#### Extracted data entries
/---
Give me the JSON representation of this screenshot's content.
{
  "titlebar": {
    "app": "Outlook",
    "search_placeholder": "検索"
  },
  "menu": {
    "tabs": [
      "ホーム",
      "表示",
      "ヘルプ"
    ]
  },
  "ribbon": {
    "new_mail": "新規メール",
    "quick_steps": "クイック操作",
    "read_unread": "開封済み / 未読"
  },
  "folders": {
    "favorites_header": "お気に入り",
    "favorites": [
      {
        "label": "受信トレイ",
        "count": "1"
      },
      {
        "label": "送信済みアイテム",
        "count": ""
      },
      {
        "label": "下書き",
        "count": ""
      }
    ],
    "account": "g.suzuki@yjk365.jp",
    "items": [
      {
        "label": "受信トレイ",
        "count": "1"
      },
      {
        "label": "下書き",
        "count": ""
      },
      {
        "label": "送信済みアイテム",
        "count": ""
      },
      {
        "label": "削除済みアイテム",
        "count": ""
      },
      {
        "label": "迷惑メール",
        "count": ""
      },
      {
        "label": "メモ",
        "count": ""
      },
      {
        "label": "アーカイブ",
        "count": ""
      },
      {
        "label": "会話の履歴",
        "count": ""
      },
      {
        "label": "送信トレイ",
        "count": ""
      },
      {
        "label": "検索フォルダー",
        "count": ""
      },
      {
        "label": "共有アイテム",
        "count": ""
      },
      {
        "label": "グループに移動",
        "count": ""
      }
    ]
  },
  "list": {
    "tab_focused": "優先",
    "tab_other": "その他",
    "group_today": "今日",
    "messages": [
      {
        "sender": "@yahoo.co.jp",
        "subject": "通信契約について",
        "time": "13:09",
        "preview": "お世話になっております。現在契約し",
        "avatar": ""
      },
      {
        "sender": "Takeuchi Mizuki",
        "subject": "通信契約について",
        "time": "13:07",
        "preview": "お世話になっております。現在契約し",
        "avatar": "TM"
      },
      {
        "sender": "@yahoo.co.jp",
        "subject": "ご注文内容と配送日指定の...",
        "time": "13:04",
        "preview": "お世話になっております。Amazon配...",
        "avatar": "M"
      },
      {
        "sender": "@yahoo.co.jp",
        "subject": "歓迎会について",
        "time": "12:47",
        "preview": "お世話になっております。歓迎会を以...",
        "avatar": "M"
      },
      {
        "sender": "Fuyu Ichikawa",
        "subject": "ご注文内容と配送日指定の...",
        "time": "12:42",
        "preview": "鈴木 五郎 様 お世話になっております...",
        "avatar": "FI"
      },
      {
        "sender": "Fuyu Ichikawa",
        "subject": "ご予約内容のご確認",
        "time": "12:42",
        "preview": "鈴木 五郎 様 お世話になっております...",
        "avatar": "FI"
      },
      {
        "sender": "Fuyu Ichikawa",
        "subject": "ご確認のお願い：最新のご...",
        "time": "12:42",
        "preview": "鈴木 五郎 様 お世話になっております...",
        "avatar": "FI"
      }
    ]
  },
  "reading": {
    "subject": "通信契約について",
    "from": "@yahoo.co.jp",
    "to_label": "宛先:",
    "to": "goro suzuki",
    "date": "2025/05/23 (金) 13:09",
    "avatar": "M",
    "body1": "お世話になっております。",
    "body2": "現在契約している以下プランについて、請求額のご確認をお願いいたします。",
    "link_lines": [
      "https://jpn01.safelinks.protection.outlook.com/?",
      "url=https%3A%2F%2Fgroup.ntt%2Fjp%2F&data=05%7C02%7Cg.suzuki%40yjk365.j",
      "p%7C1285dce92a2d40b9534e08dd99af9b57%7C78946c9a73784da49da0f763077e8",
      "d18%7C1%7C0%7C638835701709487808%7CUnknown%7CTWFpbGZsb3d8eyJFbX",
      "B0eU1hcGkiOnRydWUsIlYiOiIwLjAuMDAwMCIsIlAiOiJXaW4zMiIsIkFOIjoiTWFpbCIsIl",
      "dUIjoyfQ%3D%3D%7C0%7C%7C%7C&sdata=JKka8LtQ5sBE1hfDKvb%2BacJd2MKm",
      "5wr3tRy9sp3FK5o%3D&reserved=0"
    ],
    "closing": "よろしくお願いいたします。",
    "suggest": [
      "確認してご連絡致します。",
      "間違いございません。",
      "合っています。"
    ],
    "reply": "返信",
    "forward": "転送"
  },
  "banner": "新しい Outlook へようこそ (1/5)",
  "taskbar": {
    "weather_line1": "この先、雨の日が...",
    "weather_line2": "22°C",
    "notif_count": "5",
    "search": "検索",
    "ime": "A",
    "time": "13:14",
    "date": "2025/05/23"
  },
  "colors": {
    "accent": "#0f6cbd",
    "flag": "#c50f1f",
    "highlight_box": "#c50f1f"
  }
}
\---
/---
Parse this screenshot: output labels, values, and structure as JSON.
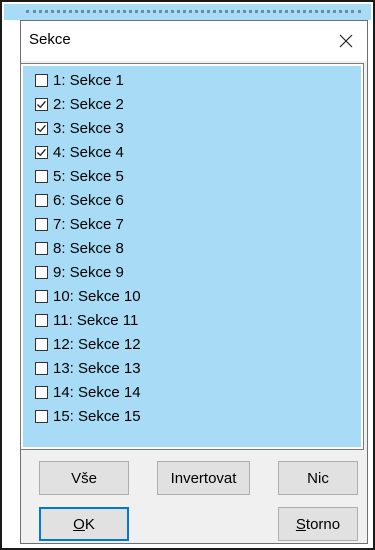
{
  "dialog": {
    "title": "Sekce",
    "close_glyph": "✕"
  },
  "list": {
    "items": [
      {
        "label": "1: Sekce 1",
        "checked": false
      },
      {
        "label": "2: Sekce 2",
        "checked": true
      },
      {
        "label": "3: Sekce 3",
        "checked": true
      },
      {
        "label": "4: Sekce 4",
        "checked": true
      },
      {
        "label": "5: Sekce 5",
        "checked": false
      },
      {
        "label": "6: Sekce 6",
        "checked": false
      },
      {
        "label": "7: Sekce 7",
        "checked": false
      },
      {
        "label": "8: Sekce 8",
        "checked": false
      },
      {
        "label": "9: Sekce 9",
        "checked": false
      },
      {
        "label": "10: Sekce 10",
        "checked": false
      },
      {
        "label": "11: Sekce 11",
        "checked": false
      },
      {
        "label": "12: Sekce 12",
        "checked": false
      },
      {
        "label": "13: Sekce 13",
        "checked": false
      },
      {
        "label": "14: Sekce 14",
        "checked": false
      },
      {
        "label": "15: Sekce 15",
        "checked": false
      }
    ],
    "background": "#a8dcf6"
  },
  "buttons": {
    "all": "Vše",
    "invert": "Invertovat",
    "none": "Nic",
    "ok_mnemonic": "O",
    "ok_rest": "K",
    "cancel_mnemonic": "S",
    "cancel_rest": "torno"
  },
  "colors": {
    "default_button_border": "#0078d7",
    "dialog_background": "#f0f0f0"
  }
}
\---
/---
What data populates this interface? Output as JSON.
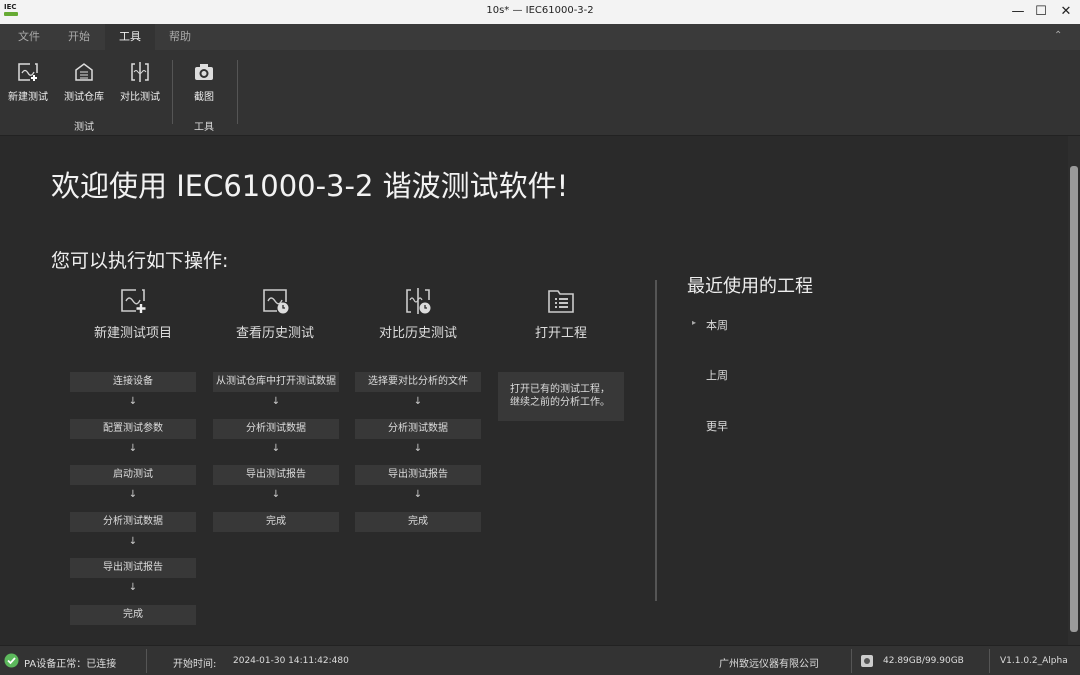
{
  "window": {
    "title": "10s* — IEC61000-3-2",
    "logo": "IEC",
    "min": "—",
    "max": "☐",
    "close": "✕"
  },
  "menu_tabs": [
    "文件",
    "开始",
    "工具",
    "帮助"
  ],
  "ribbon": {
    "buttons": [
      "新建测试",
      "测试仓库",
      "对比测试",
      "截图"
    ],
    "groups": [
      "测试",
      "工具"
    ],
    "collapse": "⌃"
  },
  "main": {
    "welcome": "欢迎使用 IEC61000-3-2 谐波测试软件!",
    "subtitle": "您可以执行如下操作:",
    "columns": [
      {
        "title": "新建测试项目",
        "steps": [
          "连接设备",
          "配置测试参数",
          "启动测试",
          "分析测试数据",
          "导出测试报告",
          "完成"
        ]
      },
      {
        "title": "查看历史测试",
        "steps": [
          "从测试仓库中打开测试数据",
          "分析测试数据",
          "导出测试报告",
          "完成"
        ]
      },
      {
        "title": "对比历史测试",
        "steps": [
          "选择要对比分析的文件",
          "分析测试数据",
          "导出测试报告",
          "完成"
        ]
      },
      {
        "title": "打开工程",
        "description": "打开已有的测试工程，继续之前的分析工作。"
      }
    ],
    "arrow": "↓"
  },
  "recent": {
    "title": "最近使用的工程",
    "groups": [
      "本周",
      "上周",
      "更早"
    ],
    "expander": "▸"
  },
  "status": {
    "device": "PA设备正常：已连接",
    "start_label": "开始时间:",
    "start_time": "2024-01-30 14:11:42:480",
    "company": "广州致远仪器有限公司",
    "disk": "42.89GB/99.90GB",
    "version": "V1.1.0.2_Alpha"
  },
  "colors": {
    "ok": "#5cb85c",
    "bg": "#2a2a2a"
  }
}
\---
#### Work instructions
Find every line that has "JSON" in it, then return those lines.

#### Exercise result
Give me the JSON representation of this screenshot's content.
Parse this screenshot: output labels, values, and structure as JSON.
What data populates this interface? Output as JSON.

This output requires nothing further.